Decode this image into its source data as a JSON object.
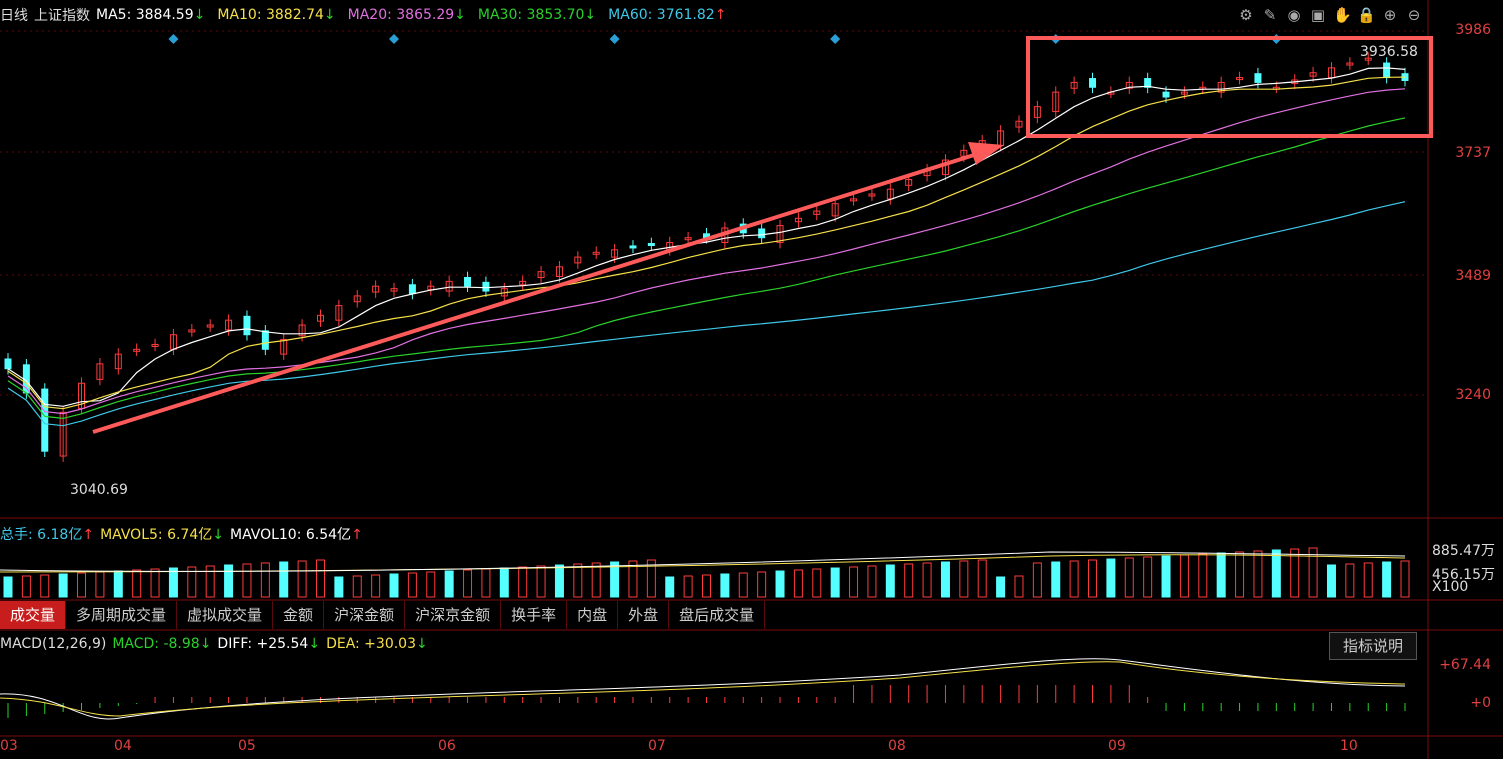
{
  "header": {
    "period": "日线",
    "symbol": "上证指数",
    "ma": [
      {
        "label": "MA5: 3884.59",
        "arrow": "↓",
        "color": "#ffffff"
      },
      {
        "label": "MA10: 3882.74",
        "arrow": "↓",
        "color": "#f5e04a"
      },
      {
        "label": "MA20: 3865.29",
        "arrow": "↓",
        "color": "#e070e0"
      },
      {
        "label": "MA30: 3853.70",
        "arrow": "↓",
        "color": "#2ad12a"
      },
      {
        "label": "MA60: 3761.82",
        "arrow": "↑",
        "color": "#3fc8e8"
      }
    ]
  },
  "toolbar_icons": [
    "settings-icon",
    "pen-icon",
    "eye-icon",
    "briefcase-icon",
    "hand-icon",
    "lock-icon",
    "zoom-in-icon",
    "zoom-out-icon"
  ],
  "price_axis": {
    "labels": [
      "3986",
      "3737",
      "3489",
      "3240"
    ]
  },
  "annotations": {
    "high_label": "3936.58",
    "low_label": "3040.69"
  },
  "volume": {
    "header": [
      {
        "label": "总手: 6.18亿",
        "arrow": "↑",
        "color": "#3fc8e8"
      },
      {
        "label": "MAVOL5: 6.74亿",
        "arrow": "↓",
        "color": "#f5e04a"
      },
      {
        "label": "MAVOL10: 6.54亿",
        "arrow": "↑",
        "color": "#ffffff"
      }
    ],
    "axis": [
      "885.47万",
      "456.15万",
      "X100"
    ]
  },
  "tabs": [
    "成交量",
    "多周期成交量",
    "虚拟成交量",
    "金额",
    "沪深金额",
    "沪深京金额",
    "换手率",
    "内盘",
    "外盘",
    "盘后成交量"
  ],
  "macd": {
    "header": [
      {
        "label": "MACD(12,26,9)",
        "arrow": "",
        "color": "#dddddd"
      },
      {
        "label": "MACD: -8.98",
        "arrow": "↓",
        "color": "#2ad12a"
      },
      {
        "label": "DIFF: +25.54",
        "arrow": "↓",
        "color": "#ffffff"
      },
      {
        "label": "DEA: +30.03",
        "arrow": "↓",
        "color": "#f5e04a"
      }
    ],
    "axis": [
      "+67.44",
      "+0"
    ],
    "button": "指标说明"
  },
  "months": [
    "03",
    "04",
    "05",
    "06",
    "07",
    "08",
    "09",
    "10"
  ],
  "chart_data": {
    "type": "candlestick",
    "ylim": [
      3040,
      3990
    ],
    "months": [
      "03",
      "04",
      "05",
      "06",
      "07",
      "08",
      "09",
      "10"
    ],
    "close_approx": [
      3290,
      3240,
      3120,
      3200,
      3260,
      3300,
      3320,
      3330,
      3340,
      3360,
      3370,
      3380,
      3390,
      3360,
      3330,
      3350,
      3380,
      3400,
      3420,
      3440,
      3460,
      3455,
      3445,
      3460,
      3470,
      3460,
      3450,
      3455,
      3470,
      3490,
      3500,
      3520,
      3530,
      3535,
      3540,
      3545,
      3550,
      3560,
      3560,
      3580,
      3570,
      3560,
      3585,
      3600,
      3615,
      3630,
      3640,
      3650,
      3660,
      3680,
      3700,
      3720,
      3740,
      3760,
      3780,
      3800,
      3830,
      3860,
      3880,
      3870,
      3860,
      3880,
      3870,
      3850,
      3860,
      3870,
      3880,
      3890,
      3880,
      3870,
      3885,
      3900,
      3910,
      3920,
      3930,
      3890,
      3884
    ],
    "ma5": 3884.59,
    "ma10": 3882.74,
    "ma20": 3865.29,
    "ma30": 3853.7,
    "ma60": 3761.82
  }
}
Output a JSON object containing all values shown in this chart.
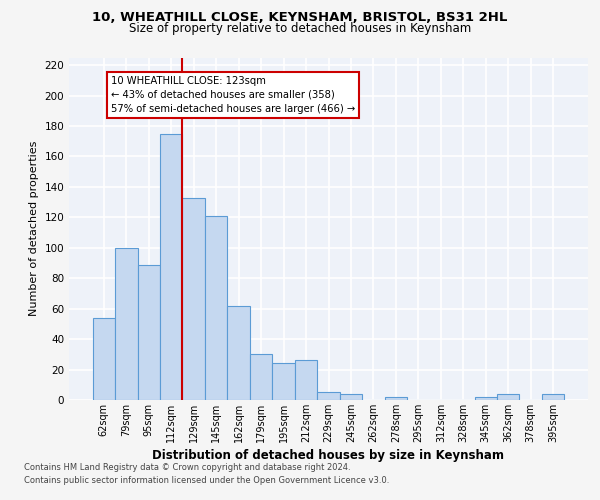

#####

- YOUR OBJECTIVE: Repeat the listing in full and exactly. Do not include any images.

- EXPECTED ANSWER:
Decode this image into its source data as a JSON object.
{
  "header": {
    "period": "日线",
    "symbol": "上证指数",
    "ma": [
      {
        "label": "MA5: 3884.59",
        "arrow": "↓",
        "color": "#ffffff"
      },
      {
        "label": "MA10: 3882.74",
        "arrow": "↓",
        "color": "#f5e04a"
      },
      {
        "label": "MA20: 3865.29",
        "arrow": "↓",
        "color": "#e070e0"
      },
      {
        "label": "MA30: 3853.70",
        "arrow": "↓",
        "color": "#2ad12a"
      },
      {
        "label": "MA60: 3761.82",
        "arrow": "↑",
        "color": "#3fc8e8"
      }
    ]
  },
  "toolbar_icons": [
    "settings-icon",
    "pen-icon",
    "eye-icon",
    "briefcase-icon",
    "hand-icon",
    "lock-icon",
    "zoom-in-icon",
    "zoom-out-icon"
  ],
  "price_axis": {
    "labels": [
      "3986",
      "3737",
      "3489",
      "3240"
    ]
  },
  "annotations": {
    "high_label": "3936.58",
    "low_label": "3040.69"
  },
  "volume": {
    "header": [
      {
        "label": "总手: 6.18亿",
        "arrow": "↑",
        "color": "#3fc8e8"
      },
      {
        "label": "MAVOL5: 6.74亿",
        "arrow": "↓",
        "color": "#f5e04a"
      },
      {
        "label": "MAVOL10: 6.54亿",
        "arrow": "↑",
        "color": "#ffffff"
      }
    ],
    "axis": [
      "885.47万",
      "456.15万",
      "X100"
    ]
  },
  "tabs": [
    "成交量",
    "多周期成交量",
    "虚拟成交量",
    "金额",
    "沪深金额",
    "沪深京金额",
    "换手率",
    "内盘",
    "外盘",
    "盘后成交量"
  ],
  "macd": {
    "header": [
      {
        "label": "MACD(12,26,9)",
        "arrow": "",
        "color": "#dddddd"
      },
      {
        "label": "MACD: -8.98",
        "arrow": "↓",
        "color": "#2ad12a"
      },
      {
        "label": "DIFF: +25.54",
        "arrow": "↓",
        "color": "#ffffff"
      },
      {
        "label": "DEA: +30.03",
        "arrow": "↓",
        "color": "#f5e04a"
      }
    ],
    "axis": [
      "+67.44",
      "+0"
    ],
    "button": "指标说明"
  },
  "months": [
    "03",
    "04",
    "05",
    "06",
    "07",
    "08",
    "09",
    "10"
  ],
  "chart_data": {
    "type": "candlestick",
    "ylim": [
      3040,
      3990
    ],
    "months": [
      "03",
      "04",
      "05",
      "06",
      "07",
      "08",
      "09",
      "10"
    ],
    "close_approx": [
      3290,
      3240,
      3120,
      3200,
      3260,
      3300,
      3320,
      3330,
      3340,
      3360,
      3370,
      3380,
      3390,
      3360,
      3330,
      3350,
      3380,
      3400,
      3420,
      3440,
      3460,
      3455,
      3445,
      3460,
      3470,
      3460,
      3450,
      3455,
      3470,
      3490,
      3500,
      3520,
      3530,
      3535,
      3540,
      3545,
      3550,
      3560,
      3560,
      3580,
      3570,
      3560,
      3585,
      3600,
      3615,
      3630,
      3640,
      3650,
      3660,
      3680,
      3700,
      3720,
      3740,
      3760,
      3780,
      3800,
      3830,
      3860,
      3880,
      3870,
      3860,
      3880,
      3870,
      3850,
      3860,
      3870,
      3880,
      3890,
      3880,
      3870,
      3885,
      3900,
      3910,
      3920,
      3930,
      3890,
      3884
    ],
    "ma5": 3884.59,
    "ma10": 3882.74,
    "ma20": 3865.29,
    "ma30": 3853.7,
    "ma60": 3761.82
  }
}
Output a JSON object containing all values shown in this chart.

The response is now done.